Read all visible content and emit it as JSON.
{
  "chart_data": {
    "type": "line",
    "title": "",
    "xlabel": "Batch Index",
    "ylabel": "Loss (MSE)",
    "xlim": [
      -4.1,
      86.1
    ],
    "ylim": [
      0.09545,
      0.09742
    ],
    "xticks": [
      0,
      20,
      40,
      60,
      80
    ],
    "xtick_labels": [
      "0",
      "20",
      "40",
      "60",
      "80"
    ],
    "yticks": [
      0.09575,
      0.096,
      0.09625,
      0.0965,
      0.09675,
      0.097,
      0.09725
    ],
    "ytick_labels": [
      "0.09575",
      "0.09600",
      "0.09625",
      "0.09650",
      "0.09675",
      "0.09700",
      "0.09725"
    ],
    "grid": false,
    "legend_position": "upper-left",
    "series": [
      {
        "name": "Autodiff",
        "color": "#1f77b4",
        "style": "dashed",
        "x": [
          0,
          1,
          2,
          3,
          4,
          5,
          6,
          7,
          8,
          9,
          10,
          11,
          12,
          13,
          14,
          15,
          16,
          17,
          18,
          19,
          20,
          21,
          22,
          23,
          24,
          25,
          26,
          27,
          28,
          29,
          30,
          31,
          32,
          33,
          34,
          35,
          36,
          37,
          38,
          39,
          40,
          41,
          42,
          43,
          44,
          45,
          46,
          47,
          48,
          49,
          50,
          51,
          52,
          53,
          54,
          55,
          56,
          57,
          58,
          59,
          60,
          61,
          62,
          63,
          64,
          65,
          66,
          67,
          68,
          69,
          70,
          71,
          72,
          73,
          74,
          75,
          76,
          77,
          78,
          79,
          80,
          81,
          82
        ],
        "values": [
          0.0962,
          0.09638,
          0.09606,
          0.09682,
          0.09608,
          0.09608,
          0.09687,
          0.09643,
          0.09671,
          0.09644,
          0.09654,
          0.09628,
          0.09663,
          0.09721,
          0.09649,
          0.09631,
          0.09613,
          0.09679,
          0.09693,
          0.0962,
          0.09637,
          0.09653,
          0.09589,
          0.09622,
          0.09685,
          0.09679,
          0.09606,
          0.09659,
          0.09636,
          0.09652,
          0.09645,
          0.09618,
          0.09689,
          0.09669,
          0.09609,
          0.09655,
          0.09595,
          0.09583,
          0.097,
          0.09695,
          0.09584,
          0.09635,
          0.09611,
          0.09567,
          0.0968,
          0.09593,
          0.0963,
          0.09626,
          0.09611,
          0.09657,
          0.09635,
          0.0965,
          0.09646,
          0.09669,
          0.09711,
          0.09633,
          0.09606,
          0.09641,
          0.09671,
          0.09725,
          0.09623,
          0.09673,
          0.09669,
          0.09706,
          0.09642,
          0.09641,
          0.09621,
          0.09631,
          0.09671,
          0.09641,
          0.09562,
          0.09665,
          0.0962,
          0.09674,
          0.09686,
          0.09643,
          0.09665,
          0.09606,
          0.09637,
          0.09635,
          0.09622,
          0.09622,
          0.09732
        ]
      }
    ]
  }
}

==============================

» TASK STATEMENT
Restate the data above exactly, keeping each word as it stands.

» OUTPUT BELOW
Read all visible content and emit it as JSON.
{
  "chart_data": {
    "type": "line",
    "title": "",
    "xlabel": "Batch Index",
    "ylabel": "Loss (MSE)",
    "xlim": [
      -4.1,
      86.1
    ],
    "ylim": [
      0.09545,
      0.09742
    ],
    "xticks": [
      0,
      20,
      40,
      60,
      80
    ],
    "xtick_labels": [
      "0",
      "20",
      "40",
      "60",
      "80"
    ],
    "yticks": [
      0.09575,
      0.096,
      0.09625,
      0.0965,
      0.09675,
      0.097,
      0.09725
    ],
    "ytick_labels": [
      "0.09575",
      "0.09600",
      "0.09625",
      "0.09650",
      "0.09675",
      "0.09700",
      "0.09725"
    ],
    "grid": false,
    "legend_position": "upper-left",
    "series": [
      {
        "name": "Autodiff",
        "color": "#1f77b4",
        "style": "dashed",
        "x": [
          0,
          1,
          2,
          3,
          4,
          5,
          6,
          7,
          8,
          9,
          10,
          11,
          12,
          13,
          14,
          15,
          16,
          17,
          18,
          19,
          20,
          21,
          22,
          23,
          24,
          25,
          26,
          27,
          28,
          29,
          30,
          31,
          32,
          33,
          34,
          35,
          36,
          37,
          38,
          39,
          40,
          41,
          42,
          43,
          44,
          45,
          46,
          47,
          48,
          49,
          50,
          51,
          52,
          53,
          54,
          55,
          56,
          57,
          58,
          59,
          60,
          61,
          62,
          63,
          64,
          65,
          66,
          67,
          68,
          69,
          70,
          71,
          72,
          73,
          74,
          75,
          76,
          77,
          78,
          79,
          80,
          81,
          82
        ],
        "values": [
          0.0962,
          0.09638,
          0.09606,
          0.09682,
          0.09608,
          0.09608,
          0.09687,
          0.09643,
          0.09671,
          0.09644,
          0.09654,
          0.09628,
          0.09663,
          0.09721,
          0.09649,
          0.09631,
          0.09613,
          0.09679,
          0.09693,
          0.0962,
          0.09637,
          0.09653,
          0.09589,
          0.09622,
          0.09685,
          0.09679,
          0.09606,
          0.09659,
          0.09636,
          0.09652,
          0.09645,
          0.09618,
          0.09689,
          0.09669,
          0.09609,
          0.09655,
          0.09595,
          0.09583,
          0.097,
          0.09695,
          0.09584,
          0.09635,
          0.09611,
          0.09567,
          0.0968,
          0.09593,
          0.0963,
          0.09626,
          0.09611,
          0.09657,
          0.09635,
          0.0965,
          0.09646,
          0.09669,
          0.09711,
          0.09633,
          0.09606,
          0.09641,
          0.09671,
          0.09725,
          0.09623,
          0.09673,
          0.09669,
          0.09706,
          0.09642,
          0.09641,
          0.09621,
          0.09631,
          0.09671,
          0.09641,
          0.09562,
          0.09665,
          0.0962,
          0.09674,
          0.09686,
          0.09643,
          0.09665,
          0.09606,
          0.09637,
          0.09635,
          0.09622,
          0.09622,
          0.09732
        ]
      }
    ]
  }
}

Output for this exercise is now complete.